_Provided entries:_
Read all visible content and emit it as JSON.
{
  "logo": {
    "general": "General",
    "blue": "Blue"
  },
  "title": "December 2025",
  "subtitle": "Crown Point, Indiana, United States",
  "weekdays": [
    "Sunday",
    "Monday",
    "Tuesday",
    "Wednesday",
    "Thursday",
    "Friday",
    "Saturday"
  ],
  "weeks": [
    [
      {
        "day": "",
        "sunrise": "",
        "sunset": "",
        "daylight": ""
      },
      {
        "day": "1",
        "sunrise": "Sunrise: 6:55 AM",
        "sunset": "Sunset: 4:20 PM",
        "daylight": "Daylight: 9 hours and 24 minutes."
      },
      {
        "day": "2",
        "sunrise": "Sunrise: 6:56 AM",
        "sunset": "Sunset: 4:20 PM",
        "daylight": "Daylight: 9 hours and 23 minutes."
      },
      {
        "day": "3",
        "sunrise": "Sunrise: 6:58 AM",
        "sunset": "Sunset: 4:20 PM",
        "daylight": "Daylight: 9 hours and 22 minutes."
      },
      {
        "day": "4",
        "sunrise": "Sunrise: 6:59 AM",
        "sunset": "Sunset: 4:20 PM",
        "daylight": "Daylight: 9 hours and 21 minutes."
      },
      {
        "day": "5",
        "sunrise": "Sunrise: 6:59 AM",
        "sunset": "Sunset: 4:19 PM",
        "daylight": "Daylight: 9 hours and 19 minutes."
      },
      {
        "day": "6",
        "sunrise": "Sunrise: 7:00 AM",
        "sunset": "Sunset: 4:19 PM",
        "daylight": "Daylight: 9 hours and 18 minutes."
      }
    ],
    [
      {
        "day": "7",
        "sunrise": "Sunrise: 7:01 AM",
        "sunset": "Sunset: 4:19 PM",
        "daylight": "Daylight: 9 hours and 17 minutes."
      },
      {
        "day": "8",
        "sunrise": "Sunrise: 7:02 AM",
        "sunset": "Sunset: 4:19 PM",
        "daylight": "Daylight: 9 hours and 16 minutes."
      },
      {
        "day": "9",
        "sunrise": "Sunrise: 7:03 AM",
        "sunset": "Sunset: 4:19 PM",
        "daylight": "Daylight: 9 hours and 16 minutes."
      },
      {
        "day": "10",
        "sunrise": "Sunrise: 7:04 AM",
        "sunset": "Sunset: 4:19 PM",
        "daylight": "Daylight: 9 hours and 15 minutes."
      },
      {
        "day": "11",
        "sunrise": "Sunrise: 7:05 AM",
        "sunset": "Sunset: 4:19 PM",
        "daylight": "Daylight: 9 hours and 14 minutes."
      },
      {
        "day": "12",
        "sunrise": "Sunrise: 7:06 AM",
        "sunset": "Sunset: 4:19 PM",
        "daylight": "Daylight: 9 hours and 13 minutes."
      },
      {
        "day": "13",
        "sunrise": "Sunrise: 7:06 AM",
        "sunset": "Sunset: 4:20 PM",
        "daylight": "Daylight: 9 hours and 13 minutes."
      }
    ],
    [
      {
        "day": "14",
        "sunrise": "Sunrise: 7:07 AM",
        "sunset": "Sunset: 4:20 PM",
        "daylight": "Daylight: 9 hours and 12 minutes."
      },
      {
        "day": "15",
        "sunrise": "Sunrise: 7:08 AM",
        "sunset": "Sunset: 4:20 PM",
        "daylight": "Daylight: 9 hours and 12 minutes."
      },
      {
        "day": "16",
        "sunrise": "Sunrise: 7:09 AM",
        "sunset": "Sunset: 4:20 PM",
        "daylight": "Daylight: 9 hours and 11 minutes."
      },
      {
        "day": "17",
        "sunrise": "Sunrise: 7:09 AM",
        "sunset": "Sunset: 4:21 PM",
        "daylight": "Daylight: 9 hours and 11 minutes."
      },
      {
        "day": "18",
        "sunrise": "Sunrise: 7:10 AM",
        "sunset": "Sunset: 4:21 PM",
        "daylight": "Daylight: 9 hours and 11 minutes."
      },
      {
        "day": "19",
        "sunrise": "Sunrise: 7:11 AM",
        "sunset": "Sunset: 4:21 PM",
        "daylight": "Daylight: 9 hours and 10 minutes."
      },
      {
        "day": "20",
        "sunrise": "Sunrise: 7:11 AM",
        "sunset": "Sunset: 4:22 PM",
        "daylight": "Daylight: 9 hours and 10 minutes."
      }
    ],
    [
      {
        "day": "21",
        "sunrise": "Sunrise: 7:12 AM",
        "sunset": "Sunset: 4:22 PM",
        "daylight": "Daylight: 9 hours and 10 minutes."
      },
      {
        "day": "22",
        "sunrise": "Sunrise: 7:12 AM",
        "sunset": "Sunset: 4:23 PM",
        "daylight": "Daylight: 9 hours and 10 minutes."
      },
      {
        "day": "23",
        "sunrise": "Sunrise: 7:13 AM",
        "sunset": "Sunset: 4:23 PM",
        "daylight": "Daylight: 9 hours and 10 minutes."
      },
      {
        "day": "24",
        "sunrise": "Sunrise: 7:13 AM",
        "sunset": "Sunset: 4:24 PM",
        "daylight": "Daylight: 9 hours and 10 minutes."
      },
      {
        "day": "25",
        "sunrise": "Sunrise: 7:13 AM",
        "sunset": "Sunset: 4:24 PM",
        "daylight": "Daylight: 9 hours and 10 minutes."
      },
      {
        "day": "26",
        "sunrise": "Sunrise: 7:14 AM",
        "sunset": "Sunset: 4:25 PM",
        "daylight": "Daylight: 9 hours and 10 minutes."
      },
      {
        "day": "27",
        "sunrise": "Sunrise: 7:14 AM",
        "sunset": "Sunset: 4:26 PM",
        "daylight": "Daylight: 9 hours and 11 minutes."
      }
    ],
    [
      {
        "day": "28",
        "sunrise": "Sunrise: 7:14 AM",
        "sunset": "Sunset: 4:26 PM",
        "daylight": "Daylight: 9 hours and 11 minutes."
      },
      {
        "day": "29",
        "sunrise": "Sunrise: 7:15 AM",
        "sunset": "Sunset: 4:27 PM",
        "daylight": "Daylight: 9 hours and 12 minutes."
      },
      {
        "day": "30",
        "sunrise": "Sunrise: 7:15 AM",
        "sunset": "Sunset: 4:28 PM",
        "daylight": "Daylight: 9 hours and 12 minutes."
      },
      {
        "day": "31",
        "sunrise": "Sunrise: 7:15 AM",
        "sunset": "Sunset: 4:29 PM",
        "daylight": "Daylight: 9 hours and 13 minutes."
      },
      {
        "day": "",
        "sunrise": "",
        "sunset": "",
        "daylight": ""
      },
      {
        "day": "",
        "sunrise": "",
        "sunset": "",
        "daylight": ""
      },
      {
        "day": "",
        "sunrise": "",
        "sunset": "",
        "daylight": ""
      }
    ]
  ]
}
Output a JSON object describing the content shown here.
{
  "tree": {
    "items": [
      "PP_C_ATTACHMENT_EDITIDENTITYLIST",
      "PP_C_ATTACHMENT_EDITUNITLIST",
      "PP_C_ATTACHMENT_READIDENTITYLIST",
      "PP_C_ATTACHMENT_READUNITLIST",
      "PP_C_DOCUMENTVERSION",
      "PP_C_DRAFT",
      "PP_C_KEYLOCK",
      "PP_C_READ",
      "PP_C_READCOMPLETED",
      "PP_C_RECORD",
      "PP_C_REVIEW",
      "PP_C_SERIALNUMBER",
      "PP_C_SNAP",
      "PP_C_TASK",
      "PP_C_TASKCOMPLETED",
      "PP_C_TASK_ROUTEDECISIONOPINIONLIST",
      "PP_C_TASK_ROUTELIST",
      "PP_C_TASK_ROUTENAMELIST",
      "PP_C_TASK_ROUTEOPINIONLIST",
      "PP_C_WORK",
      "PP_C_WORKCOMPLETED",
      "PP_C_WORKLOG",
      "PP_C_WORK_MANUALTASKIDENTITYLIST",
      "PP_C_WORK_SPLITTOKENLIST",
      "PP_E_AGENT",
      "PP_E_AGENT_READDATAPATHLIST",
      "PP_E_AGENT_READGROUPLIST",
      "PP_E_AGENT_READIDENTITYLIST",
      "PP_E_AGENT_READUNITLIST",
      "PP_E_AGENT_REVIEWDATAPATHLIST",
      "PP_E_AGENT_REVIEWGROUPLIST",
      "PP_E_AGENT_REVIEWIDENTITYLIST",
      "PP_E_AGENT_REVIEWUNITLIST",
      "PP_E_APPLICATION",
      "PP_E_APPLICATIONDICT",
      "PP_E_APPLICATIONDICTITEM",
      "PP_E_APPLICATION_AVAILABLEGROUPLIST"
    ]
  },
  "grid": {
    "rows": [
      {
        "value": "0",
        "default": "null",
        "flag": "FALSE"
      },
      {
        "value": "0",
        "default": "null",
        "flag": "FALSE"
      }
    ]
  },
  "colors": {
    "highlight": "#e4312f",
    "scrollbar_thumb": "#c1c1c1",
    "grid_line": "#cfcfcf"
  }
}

_Set exercise:_ Filter the records above for "content" and copy every matching line.

_Answer to this problem:_
Read all visible content and emit it as JSON.
Output a JSON object describing the content shown here.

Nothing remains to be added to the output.